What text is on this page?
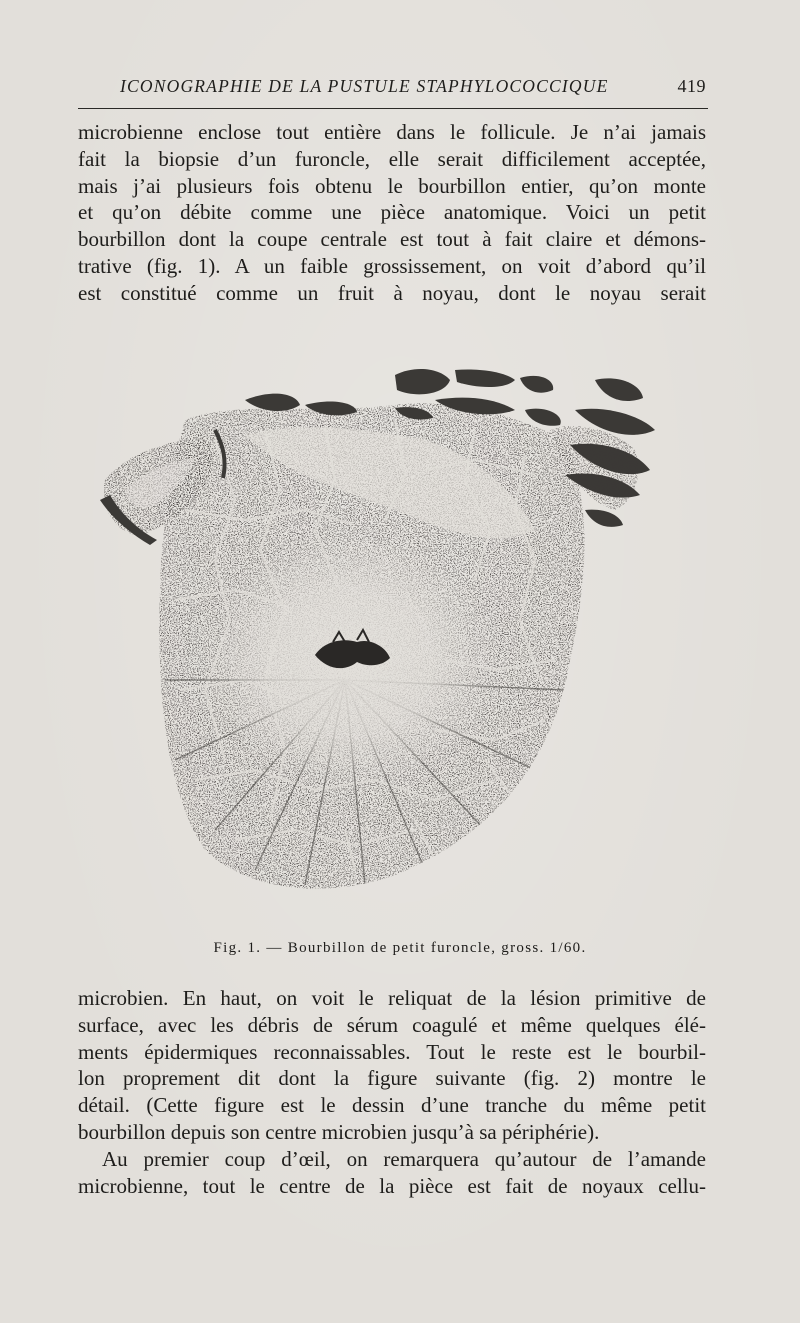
ICONOGRAPHIE DE LA PUSTULE STAPHYLOCOCCIQUE	419
microbienne enclose tout entière dans le follicule. Je n’ai jamais
fait la biopsie d’un furoncle, elle serait difficilement acceptée,
mais j’ai plusieurs fois obtenu le bourbillon entier, qu’on monte
et qu’on débite comme une pièce anatomique. Voici un petit
bourbillon dont la coupe centrale est tout à fait claire et démons-
trative (fig. 1). A un faible grossissement, on voit d’abord qu’il
est constitué comme un fruit à noyau, dont le noyau serait
Fig. 1. — Bourbillon de petit furoncle, gross. 1/60.
microbien. En haut, on voit le reliquat de la lésion primitive de
surface, avec les débris de sérum coagulé et même quelques élé-
ments épidermiques reconnaissables. Tout le reste est le bourbil-
lon proprement dit dont la figure suivante (fig. 2) montre le
détail. (Cette figure est le dessin d’une tranche du même petit
bourbillon depuis son centre microbien jusqu’à sa périphérie).
Au premier coup d’œil, on remarquera qu’autour de l’amande
microbienne, tout le centre de la pièce est fait de noyaux cellu-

|---|

Given exercise
Print the listing above in full, exactly as written. Omit any pictures.

Task answer
What text is on this page?
ICONOGRAPHIE DE LA PUSTULE STAPHYLOCOCCIQUE	419
microbienne enclose tout entière dans le follicule. Je n’ai jamais
fait la biopsie d’un furoncle, elle serait difficilement acceptée,
mais j’ai plusieurs fois obtenu le bourbillon entier, qu’on monte
et qu’on débite comme une pièce anatomique. Voici un petit
bourbillon dont la coupe centrale est tout à fait claire et démons-
trative (fig. 1). A un faible grossissement, on voit d’abord qu’il
est constitué comme un fruit à noyau, dont le noyau serait
Fig. 1. — Bourbillon de petit furoncle, gross. 1/60.
microbien. En haut, on voit le reliquat de la lésion primitive de
surface, avec les débris de sérum coagulé et même quelques élé-
ments épidermiques reconnaissables. Tout le reste est le bourbil-
lon proprement dit dont la figure suivante (fig. 2) montre le
détail. (Cette figure est le dessin d’une tranche du même petit
bourbillon depuis son centre microbien jusqu’à sa périphérie).
Au premier coup d’œil, on remarquera qu’autour de l’amande
microbienne, tout le centre de la pièce est fait de noyaux cellu-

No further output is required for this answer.